══ Record extracts ══
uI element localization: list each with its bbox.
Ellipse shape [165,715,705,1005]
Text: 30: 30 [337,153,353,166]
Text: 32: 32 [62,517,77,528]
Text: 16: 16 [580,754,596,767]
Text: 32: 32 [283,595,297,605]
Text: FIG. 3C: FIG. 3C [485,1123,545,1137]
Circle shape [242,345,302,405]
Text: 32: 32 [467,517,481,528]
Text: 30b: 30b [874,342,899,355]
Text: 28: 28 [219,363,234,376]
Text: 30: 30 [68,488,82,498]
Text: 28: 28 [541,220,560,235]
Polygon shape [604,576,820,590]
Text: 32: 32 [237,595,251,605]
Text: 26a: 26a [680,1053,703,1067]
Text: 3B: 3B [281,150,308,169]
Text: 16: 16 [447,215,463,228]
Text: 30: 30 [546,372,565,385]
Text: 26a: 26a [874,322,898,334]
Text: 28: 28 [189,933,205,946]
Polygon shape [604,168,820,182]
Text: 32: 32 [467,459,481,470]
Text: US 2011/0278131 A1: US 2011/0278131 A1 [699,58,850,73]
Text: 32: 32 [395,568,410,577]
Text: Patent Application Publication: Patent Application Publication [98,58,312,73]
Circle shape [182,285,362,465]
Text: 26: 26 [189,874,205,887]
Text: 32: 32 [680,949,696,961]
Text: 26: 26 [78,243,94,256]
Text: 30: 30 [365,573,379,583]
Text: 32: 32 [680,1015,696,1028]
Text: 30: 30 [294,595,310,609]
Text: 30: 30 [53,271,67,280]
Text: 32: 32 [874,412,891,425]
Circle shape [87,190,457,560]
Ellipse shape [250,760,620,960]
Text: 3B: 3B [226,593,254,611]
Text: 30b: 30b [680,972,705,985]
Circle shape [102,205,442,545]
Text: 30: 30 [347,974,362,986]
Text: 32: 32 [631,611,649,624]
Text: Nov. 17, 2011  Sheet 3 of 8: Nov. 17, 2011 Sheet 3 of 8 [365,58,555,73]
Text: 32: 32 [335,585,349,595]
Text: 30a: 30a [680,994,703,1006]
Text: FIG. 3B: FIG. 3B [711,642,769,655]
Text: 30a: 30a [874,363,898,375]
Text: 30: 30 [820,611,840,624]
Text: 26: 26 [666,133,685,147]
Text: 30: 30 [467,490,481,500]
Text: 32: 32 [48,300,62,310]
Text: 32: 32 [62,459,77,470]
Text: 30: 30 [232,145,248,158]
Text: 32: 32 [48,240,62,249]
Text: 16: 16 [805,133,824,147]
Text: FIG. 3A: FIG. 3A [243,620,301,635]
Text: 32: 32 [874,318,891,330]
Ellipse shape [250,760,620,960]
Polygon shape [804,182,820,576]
═══
══ Record extracts ══
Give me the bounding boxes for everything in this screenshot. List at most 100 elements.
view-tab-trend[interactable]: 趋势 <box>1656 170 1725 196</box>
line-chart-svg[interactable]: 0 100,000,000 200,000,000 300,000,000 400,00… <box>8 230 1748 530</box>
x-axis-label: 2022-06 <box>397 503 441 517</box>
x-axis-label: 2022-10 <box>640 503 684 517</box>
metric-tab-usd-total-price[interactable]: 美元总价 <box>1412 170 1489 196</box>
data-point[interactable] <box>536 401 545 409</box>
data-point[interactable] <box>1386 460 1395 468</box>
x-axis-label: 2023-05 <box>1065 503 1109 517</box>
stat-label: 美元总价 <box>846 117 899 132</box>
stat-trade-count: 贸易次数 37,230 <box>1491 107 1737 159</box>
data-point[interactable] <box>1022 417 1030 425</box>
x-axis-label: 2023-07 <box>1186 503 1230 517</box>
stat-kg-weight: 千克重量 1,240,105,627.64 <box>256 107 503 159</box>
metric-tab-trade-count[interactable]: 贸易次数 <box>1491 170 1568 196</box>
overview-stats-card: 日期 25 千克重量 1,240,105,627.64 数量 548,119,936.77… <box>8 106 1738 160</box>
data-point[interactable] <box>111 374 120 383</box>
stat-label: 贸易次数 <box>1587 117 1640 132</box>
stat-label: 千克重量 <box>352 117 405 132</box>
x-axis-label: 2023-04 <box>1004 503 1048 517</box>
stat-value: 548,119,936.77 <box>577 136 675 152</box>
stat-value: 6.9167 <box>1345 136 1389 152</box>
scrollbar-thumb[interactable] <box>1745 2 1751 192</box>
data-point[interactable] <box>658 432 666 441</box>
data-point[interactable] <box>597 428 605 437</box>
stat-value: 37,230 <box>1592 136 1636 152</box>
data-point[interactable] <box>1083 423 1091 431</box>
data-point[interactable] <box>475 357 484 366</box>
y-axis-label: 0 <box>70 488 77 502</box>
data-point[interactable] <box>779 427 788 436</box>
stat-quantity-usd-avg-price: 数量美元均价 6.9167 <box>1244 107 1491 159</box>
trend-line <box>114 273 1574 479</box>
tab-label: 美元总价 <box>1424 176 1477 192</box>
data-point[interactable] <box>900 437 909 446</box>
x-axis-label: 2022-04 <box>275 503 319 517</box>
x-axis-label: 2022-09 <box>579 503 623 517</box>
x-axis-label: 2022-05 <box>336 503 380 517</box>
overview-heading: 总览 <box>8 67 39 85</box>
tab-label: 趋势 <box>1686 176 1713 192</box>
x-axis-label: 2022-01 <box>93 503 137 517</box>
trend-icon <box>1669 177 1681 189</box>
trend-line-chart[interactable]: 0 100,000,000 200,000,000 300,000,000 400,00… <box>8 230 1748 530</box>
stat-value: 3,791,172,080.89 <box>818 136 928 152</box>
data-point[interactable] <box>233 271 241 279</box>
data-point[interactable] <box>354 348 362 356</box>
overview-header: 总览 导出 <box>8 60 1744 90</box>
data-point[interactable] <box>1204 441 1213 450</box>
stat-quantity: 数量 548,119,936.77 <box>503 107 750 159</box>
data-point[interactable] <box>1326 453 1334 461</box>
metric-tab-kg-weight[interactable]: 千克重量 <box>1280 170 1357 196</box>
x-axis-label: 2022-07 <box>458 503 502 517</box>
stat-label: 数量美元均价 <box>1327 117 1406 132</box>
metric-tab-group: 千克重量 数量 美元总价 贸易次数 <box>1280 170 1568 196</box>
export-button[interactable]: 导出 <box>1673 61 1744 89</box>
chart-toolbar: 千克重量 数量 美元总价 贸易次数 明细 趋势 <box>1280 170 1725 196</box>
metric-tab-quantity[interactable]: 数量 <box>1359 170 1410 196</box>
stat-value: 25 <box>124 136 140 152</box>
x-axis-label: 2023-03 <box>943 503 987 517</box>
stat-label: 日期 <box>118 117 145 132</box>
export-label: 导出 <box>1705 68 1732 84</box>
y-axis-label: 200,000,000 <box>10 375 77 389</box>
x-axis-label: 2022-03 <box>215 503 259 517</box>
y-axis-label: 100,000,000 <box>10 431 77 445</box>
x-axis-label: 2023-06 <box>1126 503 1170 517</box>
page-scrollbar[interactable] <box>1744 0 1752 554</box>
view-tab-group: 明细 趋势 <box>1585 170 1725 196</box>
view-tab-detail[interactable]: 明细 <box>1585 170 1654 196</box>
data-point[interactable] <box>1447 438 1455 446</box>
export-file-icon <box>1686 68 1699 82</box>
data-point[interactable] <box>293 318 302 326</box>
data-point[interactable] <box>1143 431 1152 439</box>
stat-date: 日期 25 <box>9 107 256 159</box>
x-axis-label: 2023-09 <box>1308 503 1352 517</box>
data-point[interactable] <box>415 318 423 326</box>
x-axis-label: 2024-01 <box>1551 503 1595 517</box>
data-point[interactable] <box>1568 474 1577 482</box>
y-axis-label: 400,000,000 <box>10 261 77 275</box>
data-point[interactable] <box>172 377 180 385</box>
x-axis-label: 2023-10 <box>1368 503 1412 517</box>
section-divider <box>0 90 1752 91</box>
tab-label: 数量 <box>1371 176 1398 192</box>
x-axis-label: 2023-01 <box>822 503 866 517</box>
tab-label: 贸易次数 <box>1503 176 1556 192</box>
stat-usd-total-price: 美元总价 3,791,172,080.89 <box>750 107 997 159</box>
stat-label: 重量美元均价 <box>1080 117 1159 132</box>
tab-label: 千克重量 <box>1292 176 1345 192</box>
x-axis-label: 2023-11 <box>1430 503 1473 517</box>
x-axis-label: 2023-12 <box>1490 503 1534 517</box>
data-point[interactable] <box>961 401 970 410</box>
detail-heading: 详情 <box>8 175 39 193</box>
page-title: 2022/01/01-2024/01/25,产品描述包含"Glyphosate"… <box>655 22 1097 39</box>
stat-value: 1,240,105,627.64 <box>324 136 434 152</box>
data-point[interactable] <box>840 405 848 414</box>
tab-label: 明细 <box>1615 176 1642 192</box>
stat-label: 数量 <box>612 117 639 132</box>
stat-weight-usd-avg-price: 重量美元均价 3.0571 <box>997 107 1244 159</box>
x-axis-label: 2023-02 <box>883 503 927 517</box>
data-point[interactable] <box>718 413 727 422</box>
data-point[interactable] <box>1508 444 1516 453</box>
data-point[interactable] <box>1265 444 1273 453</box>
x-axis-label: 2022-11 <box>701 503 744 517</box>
═══
- **The exercise**: Write out the data starting at the line containing "uI element localization: list" and ending at the line containing "Circle shape [242,345,302,405]" as a numbered list, leaving out any blank lines.

- **Correct output**:
1. uI element localization: list each with its bbox.
2. Ellipse shape [165,715,705,1005]
3. Text: 30: 30 [337,153,353,166]
4. Text: 32: 32 [62,517,77,528]
5. Text: 16: 16 [580,754,596,767]
6. Text: 32: 32 [283,595,297,605]
7. Text: FIG. 3C: FIG. 3C [485,1123,545,1137]
8. Circle shape [242,345,302,405]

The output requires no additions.